INFORMATION SUPPLIED.
========================================

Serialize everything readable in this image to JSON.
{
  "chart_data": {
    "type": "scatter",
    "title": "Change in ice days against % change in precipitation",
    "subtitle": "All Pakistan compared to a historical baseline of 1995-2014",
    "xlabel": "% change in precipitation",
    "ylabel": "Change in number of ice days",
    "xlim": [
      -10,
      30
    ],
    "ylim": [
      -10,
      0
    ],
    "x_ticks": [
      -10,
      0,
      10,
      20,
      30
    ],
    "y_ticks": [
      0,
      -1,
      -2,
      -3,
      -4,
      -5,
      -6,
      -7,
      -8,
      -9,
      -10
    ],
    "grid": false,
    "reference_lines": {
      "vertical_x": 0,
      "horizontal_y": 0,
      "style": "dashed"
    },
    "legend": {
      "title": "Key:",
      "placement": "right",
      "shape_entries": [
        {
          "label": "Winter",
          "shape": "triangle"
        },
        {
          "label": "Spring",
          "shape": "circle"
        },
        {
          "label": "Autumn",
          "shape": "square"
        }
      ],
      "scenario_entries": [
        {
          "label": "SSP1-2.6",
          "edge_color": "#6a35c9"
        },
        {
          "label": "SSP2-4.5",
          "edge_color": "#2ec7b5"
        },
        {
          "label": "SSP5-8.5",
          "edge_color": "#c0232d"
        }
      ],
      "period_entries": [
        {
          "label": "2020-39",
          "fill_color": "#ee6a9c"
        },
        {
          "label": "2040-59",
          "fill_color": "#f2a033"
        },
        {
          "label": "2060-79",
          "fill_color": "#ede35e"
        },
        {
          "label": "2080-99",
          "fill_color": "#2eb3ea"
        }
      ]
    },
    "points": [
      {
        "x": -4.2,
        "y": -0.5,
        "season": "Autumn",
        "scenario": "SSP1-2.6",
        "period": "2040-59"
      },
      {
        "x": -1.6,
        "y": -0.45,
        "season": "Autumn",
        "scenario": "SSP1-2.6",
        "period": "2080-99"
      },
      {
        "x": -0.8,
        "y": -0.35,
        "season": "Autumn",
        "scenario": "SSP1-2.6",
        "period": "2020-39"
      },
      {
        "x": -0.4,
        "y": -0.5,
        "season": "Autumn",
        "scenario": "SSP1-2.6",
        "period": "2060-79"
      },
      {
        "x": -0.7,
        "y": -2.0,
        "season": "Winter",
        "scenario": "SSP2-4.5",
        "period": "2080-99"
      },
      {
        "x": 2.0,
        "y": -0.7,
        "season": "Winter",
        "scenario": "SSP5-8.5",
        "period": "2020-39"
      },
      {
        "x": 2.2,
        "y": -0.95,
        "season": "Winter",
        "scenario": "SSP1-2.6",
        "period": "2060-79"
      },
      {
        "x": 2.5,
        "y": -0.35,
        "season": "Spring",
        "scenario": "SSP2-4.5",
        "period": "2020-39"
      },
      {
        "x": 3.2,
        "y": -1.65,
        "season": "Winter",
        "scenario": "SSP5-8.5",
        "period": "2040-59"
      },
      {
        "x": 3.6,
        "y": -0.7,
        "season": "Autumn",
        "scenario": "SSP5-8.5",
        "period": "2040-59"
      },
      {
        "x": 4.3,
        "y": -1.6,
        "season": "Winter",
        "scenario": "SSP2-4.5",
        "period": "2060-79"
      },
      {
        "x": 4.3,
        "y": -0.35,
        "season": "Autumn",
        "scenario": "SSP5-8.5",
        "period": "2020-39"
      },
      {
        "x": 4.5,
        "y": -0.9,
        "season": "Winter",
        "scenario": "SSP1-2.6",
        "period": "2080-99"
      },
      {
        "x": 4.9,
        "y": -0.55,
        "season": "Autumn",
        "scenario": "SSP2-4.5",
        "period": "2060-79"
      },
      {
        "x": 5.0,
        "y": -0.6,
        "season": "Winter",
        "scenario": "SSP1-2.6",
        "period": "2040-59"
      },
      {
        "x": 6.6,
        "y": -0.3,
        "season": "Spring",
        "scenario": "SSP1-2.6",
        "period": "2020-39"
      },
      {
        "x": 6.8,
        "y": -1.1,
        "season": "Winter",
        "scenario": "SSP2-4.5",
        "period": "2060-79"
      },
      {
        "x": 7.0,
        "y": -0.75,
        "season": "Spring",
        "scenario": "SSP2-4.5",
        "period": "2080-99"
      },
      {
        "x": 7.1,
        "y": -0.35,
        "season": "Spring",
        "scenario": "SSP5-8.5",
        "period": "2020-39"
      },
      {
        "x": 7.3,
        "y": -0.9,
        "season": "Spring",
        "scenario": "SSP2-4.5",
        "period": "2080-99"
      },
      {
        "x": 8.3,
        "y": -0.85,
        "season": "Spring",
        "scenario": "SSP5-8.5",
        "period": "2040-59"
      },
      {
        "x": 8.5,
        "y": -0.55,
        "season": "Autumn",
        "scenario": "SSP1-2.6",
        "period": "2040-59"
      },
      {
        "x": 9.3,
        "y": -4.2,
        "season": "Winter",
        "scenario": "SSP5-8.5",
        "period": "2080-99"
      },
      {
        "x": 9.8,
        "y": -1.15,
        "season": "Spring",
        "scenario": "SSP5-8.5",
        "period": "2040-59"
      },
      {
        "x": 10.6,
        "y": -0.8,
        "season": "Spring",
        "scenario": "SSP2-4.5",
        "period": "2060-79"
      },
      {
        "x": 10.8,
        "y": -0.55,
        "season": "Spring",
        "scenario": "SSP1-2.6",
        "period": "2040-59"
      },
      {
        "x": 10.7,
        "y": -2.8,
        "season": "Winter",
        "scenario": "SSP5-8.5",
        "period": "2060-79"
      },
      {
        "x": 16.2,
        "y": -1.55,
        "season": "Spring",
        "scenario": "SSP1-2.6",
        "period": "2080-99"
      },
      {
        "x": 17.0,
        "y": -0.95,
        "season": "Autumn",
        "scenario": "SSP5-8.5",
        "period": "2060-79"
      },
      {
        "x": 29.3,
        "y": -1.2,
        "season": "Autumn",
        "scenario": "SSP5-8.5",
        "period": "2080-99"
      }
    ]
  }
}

========================================

EXERCISE DETAILS. Give the number of lines in the records that contain the string "precipitation", with no other output.

WRITTEN RESPONSE. 2